Tally the lines of the listing that contain the word "порядке", then give the total and nothing else.
━━ Supplied data
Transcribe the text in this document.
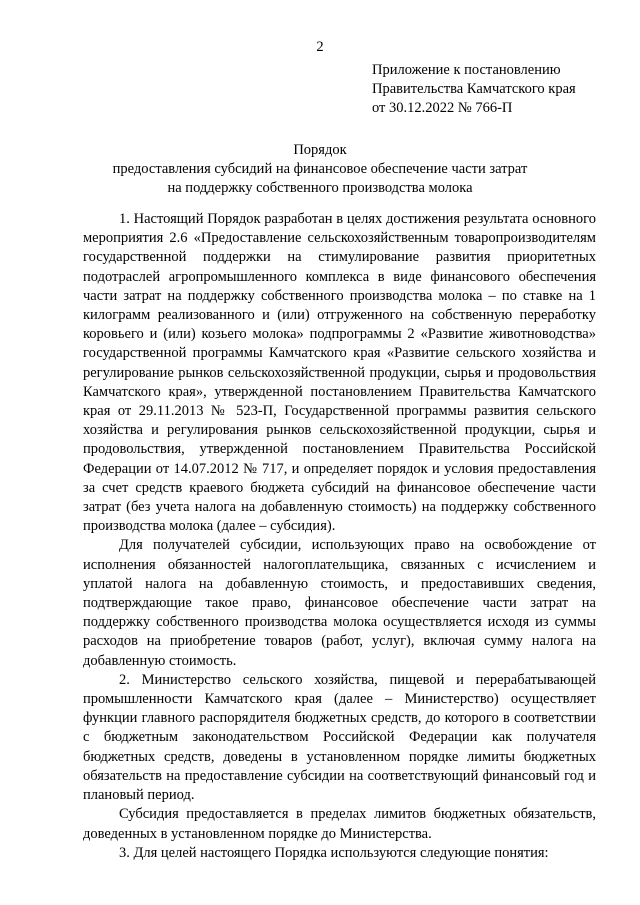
2
Приложение к постановлению
Правительства Камчатского края
от 30.12.2022 № 766-П
Порядок
предоставления субсидий на финансовое обеспечение части затрат
на поддержку собственного производства молока

1. Настоящий Порядок разработан в целях достижения результата основного мероприятия 2.6 «Предоставление сельскохозяйственным товаропроизводителям государственной поддержки на стимулирование развития приоритетных подотраслей агропромышленного комплекса в виде финансового обеспечения части затрат на поддержку собственного производства молока – по ставке на 1 килограмм реализованного и (или) отгруженного на собственную переработку коровьего и (или) козьего молока» подпрограммы 2 «Развитие животноводства» государственной программы Камчатского края «Развитие сельского хозяйства и регулирование рынков сельскохозяйственной продукции, сырья и продовольствия Камчатского края», утвержденной постановлением Правительства Камчатского края от 29.11.2013 № 523-П, Государственной программы развития сельского хозяйства и регулирования рынков сельскохозяйственной продукции, сырья и продовольствия, утвержденной постановлением Правительства Российской Федерации от 14.07.2012 № 717, и определяет порядок и условия предоставления за счет средств краевого бюджета субсидий на финансовое обеспечение части затрат (без учета налога на добавленную стоимость) на поддержку собственного производства молока (далее – субсидия).

Для получателей субсидии, использующих право на освобождение от исполнения обязанностей налогоплательщика, связанных с исчислением и уплатой налога на добавленную стоимость, и предоставивших сведения, подтверждающие такое право, финансовое обеспечение части затрат на поддержку собственного производства молока осуществляется исходя из суммы расходов на приобретение товаров (работ, услуг), включая сумму налога на добавленную стоимость.

2. Министерство сельского хозяйства, пищевой и перерабатывающей промышленности Камчатского края (далее – Министерство) осуществляет функции главного распорядителя бюджетных средств, до которого в соответствии с бюджетным законодательством Российской Федерации как получателя бюджетных средств, доведены в установленном порядке лимиты бюджетных обязательств на предоставление субсидии на соответствующий финансовый год и плановый период.

Субсидия предоставляется в пределах лимитов бюджетных обязательств, доведенных в установленном порядке до Министерства.

3. Для целей настоящего Порядка используются следующие понятия:
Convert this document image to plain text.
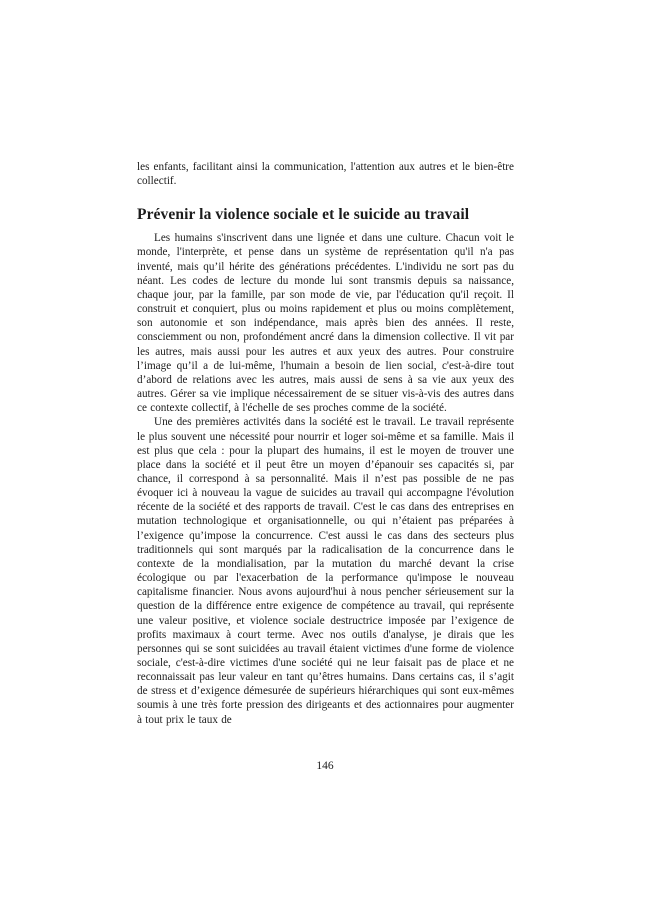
les enfants, facilitant ainsi la communication, l'attention aux autres et le bien-être collectif.

Prévenir la violence sociale et le suicide au travail

Les humains s'inscrivent dans une lignée et dans une culture. Chacun voit le monde, l'interprète, et pense dans un système de représentation qu'il n'a pas inventé, mais qu’il hérite des générations précédentes. L'individu ne sort pas du néant. Les codes de lecture du monde lui sont transmis depuis sa naissance, chaque jour, par la famille, par son mode de vie, par l'éducation qu'il reçoit. Il construit et conquiert, plus ou moins rapidement et plus ou moins complètement, son autonomie et son indépendance, mais après bien des années. Il reste, consciemment ou non, profondément ancré dans la dimension collective. Il vit par les autres, mais aussi pour les autres et aux yeux des autres. Pour construire l’image qu’il a de lui-même, l'humain a besoin de lien social, c'est-à-dire tout d’abord de relations avec les autres, mais aussi de sens à sa vie aux yeux des autres. Gérer sa vie implique nécessairement de se situer vis-à-vis des autres dans ce contexte collectif, à l'échelle de ses proches comme de la société.

Une des premières activités dans la société est le travail. Le travail représente le plus souvent une nécessité pour nourrir et loger soi-même et sa famille. Mais il est plus que cela : pour la plupart des humains, il est le moyen de trouver une place dans la société et il peut être un moyen d’épanouir ses capacités si, par chance, il correspond à sa personnalité. Mais il n’est pas possible de ne pas évoquer ici à nouveau la vague de suicides au travail qui accompagne l'évolution récente de la société et des rapports de travail. C'est le cas dans des entreprises en mutation technologique et organisationnelle, ou qui n’étaient pas préparées à l’exigence qu’impose la concurrence. C'est aussi le cas dans des secteurs plus traditionnels qui sont marqués par la radicalisation de la concurrence dans le contexte de la mondialisation, par la mutation du marché devant la crise écologique ou par l'exacerbation de la performance qu'impose le nouveau capitalisme financier. Nous avons aujourd'hui à nous pencher sérieusement sur la question de la différence entre exigence de compétence au travail, qui représente une valeur positive, et violence sociale destructrice imposée par l’exigence de profits maximaux à court terme. Avec nos outils d'analyse, je dirais que les personnes qui se sont suicidées au travail étaient victimes d'une forme de violence sociale, c'est-à-dire victimes d'une société qui ne leur faisait pas de place et ne reconnaissait pas leur valeur en tant qu’êtres humains. Dans certains cas, il s’agit de stress et d’exigence démesurée de supérieurs hiérarchiques qui sont eux-mêmes soumis à une très forte pression des dirigeants et des actionnaires pour augmenter à tout prix le taux de

146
━━━━
**Output for this exercise**
2